▸ **Material for the task**:

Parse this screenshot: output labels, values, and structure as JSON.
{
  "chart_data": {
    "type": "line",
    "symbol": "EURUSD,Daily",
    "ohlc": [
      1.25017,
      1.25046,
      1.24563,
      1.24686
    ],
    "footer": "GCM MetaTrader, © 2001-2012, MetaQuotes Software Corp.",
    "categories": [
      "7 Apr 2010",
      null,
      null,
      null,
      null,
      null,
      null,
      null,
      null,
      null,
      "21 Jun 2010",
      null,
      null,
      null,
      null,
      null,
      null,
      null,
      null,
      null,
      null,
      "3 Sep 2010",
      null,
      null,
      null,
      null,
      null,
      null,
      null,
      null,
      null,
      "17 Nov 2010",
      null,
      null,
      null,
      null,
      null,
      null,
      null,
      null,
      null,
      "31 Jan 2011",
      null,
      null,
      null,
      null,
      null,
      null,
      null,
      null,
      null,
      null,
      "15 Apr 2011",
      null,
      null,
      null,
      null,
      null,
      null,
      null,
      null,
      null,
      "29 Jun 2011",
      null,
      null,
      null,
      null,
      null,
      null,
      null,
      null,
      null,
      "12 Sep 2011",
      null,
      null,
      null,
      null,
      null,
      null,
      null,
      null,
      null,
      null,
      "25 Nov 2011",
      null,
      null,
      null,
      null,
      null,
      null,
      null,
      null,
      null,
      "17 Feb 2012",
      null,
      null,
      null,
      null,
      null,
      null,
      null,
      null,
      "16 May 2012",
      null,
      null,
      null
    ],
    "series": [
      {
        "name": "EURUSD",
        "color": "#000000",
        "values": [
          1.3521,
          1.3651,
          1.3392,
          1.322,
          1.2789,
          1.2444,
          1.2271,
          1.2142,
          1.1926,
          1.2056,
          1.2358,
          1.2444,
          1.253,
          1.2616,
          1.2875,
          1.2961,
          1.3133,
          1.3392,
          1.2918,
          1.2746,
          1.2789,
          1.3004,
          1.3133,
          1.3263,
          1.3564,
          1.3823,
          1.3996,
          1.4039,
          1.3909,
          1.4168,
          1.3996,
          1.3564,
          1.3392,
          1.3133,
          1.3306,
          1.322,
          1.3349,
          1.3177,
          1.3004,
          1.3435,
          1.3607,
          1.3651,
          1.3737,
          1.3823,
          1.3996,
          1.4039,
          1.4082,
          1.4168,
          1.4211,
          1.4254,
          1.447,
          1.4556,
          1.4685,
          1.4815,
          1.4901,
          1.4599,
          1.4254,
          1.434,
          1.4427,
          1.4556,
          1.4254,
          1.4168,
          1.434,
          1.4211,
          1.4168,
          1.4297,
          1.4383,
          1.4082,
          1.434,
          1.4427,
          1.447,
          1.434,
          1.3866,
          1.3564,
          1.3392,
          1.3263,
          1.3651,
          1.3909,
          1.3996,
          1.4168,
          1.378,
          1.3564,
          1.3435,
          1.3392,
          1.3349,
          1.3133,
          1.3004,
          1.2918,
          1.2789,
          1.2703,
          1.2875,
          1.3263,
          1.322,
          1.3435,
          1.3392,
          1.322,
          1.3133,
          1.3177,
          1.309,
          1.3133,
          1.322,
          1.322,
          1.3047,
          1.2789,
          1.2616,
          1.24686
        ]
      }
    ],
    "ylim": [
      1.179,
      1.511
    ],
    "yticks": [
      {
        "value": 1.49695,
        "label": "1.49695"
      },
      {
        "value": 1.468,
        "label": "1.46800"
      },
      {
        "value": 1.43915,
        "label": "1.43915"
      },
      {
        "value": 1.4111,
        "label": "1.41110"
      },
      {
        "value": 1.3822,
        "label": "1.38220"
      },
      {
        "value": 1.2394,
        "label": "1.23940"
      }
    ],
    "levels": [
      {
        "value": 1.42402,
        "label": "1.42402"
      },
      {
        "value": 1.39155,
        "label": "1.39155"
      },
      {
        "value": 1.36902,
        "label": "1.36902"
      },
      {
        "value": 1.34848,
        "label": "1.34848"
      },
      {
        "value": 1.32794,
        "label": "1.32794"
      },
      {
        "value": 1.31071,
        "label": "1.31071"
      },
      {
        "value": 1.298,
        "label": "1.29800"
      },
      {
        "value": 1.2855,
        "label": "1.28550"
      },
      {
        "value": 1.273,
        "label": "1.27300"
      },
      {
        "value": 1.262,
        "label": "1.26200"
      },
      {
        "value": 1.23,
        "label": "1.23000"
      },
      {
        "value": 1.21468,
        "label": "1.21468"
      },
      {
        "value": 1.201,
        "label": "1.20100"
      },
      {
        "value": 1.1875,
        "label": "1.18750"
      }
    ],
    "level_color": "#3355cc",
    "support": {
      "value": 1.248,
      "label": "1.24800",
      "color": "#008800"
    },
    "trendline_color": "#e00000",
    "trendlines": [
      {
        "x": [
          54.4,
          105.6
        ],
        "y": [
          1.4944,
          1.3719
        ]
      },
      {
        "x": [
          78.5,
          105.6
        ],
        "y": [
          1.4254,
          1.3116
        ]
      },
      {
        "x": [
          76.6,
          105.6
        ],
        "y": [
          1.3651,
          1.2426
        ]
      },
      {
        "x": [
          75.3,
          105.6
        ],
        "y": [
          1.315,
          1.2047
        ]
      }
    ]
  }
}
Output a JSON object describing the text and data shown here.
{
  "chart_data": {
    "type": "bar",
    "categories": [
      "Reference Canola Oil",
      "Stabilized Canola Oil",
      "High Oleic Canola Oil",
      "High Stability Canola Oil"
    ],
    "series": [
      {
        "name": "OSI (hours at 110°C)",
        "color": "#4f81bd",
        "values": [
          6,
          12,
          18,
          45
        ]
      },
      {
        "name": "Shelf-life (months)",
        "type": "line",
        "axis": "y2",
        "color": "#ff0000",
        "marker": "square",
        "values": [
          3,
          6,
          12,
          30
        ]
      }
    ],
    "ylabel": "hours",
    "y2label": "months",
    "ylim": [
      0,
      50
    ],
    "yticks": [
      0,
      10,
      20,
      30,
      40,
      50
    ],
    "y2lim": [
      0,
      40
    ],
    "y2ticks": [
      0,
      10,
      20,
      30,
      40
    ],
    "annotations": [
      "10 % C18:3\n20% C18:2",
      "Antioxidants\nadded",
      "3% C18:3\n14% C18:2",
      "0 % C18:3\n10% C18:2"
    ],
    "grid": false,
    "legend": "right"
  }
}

▸ **Task requirements**: Retype, exactly and only, the lines running from the one with "Output a JSON" through the final line of the listing above.

▸ **Output of the exercise**:
Output a JSON object describing the text and data shown here.
{
  "chart_data": {
    "type": "bar",
    "categories": [
      "Reference Canola Oil",
      "Stabilized Canola Oil",
      "High Oleic Canola Oil",
      "High Stability Canola Oil"
    ],
    "series": [
      {
        "name": "OSI (hours at 110°C)",
        "color": "#4f81bd",
        "values": [
          6,
          12,
          18,
          45
        ]
      },
      {
        "name": "Shelf-life (months)",
        "type": "line",
        "axis": "y2",
        "color": "#ff0000",
        "marker": "square",
        "values": [
          3,
          6,
          12,
          30
        ]
      }
    ],
    "ylabel": "hours",
    "y2label": "months",
    "ylim": [
      0,
      50
    ],
    "yticks": [
      0,
      10,
      20,
      30,
      40,
      50
    ],
    "y2lim": [
      0,
      40
    ],
    "y2ticks": [
      0,
      10,
      20,
      30,
      40
    ],
    "annotations": [
      "10 % C18:3\n20% C18:2",
      "Antioxidants\nadded",
      "3% C18:3\n14% C18:2",
      "0 % C18:3\n10% C18:2"
    ],
    "grid": false,
    "legend": "right"
  }
}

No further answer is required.